### Given request
Put every line of the rows below into a Markdown table with the columns Number and Line, numbering each line and leaving out any blank lines.

Layout region records
------------------------------------
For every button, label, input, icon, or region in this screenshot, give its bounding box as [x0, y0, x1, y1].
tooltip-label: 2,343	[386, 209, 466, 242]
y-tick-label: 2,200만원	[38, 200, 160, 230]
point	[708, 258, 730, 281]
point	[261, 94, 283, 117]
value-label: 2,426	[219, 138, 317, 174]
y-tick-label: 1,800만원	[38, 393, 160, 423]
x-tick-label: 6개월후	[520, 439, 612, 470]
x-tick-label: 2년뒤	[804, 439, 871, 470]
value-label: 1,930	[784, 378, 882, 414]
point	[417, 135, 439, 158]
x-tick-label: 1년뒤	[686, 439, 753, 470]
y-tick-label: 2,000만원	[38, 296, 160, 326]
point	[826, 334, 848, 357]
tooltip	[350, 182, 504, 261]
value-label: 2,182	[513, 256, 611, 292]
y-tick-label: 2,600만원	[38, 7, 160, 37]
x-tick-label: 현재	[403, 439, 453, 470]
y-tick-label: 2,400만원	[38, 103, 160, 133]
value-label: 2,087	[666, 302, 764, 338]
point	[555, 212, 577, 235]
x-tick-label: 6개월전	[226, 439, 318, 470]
------------------------------------
### Worked solution
| Number | Line |
|---|---|
| 1 | For every button, label, input, icon, or region in this screenshot, give its bounding box as [x0, y0, x1, y1]. |
| 2 | tooltip-label: 2,343	[386, 209, 466, 242] |
| 3 | y-tick-label: 2,200만원	[38, 200, 160, 230] |
| 4 | point	[708, 258, 730, 281] |
| 5 | point	[261, 94, 283, 117] |
| 6 | value-label: 2,426	[219, 138, 317, 174] |
| 7 | y-tick-label: 1,800만원	[38, 393, 160, 423] |
| 8 | x-tick-label: 6개월후	[520, 439, 612, 470] |
| 9 | x-tick-label: 2년뒤	[804, 439, 871, 470] |
| 10 | value-label: 1,930	[784, 378, 882, 414] |
| 11 | point	[417, 135, 439, 158] |
| 12 | x-tick-label: 1년뒤	[686, 439, 753, 470] |
| 13 | y-tick-label: 2,000만원	[38, 296, 160, 326] |
| 14 | point	[826, 334, 848, 357] |
| 15 | tooltip	[350, 182, 504, 261] |
| 16 | value-label: 2,182	[513, 256, 611, 292] |
| 17 | y-tick-label: 2,600만원	[38, 7, 160, 37] |
| 18 | x-tick-label: 현재	[403, 439, 453, 470] |
| 19 | y-tick-label: 2,400만원	[38, 103, 160, 133] |
| 20 | value-label: 2,087	[666, 302, 764, 338] |
| 21 | point	[555, 212, 577, 235] |
| 22 | x-tick-label: 6개월전	[226, 439, 318, 470] |